To do:
Copy every line of the records below where the word "Exner" occurs.

----

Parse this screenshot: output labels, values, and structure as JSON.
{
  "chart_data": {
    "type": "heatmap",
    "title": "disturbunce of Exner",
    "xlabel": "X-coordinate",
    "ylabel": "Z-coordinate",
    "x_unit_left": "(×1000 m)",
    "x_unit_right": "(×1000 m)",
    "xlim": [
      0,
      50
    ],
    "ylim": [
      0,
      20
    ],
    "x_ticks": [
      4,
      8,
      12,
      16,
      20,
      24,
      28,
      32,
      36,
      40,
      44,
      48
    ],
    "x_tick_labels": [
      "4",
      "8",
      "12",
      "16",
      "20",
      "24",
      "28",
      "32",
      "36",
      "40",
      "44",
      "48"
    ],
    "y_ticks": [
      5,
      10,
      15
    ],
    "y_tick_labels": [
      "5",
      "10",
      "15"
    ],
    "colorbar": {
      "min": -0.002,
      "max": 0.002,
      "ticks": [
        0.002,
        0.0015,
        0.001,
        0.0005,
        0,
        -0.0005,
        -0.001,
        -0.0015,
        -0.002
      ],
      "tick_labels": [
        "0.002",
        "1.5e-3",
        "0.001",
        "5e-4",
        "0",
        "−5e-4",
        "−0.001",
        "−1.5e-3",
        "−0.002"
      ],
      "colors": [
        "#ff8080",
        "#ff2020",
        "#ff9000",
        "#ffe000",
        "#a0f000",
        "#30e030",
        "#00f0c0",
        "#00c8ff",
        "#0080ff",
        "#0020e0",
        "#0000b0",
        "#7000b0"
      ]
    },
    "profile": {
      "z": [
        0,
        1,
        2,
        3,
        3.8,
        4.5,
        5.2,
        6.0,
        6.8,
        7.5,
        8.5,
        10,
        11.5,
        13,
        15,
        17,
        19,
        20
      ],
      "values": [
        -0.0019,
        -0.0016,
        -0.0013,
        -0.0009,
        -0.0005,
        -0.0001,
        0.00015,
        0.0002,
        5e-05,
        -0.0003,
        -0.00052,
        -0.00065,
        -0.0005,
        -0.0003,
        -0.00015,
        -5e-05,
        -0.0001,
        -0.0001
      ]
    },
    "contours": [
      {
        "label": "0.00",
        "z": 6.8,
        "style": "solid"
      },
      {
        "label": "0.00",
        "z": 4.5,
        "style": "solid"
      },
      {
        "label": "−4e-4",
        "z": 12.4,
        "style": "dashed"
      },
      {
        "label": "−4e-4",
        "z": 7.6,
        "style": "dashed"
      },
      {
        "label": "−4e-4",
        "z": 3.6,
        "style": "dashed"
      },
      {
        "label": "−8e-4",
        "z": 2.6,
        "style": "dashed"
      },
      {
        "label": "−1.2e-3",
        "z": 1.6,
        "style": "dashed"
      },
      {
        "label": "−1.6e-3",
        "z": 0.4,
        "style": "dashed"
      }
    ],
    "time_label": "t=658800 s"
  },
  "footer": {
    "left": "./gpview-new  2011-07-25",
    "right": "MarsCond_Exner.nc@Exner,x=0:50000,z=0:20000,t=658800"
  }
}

----

Full output:
    "title": "disturbunce of Exner",
    "right": "MarsCond_Exner.nc@Exner,x=0:50000,z=0:20000,t=658800"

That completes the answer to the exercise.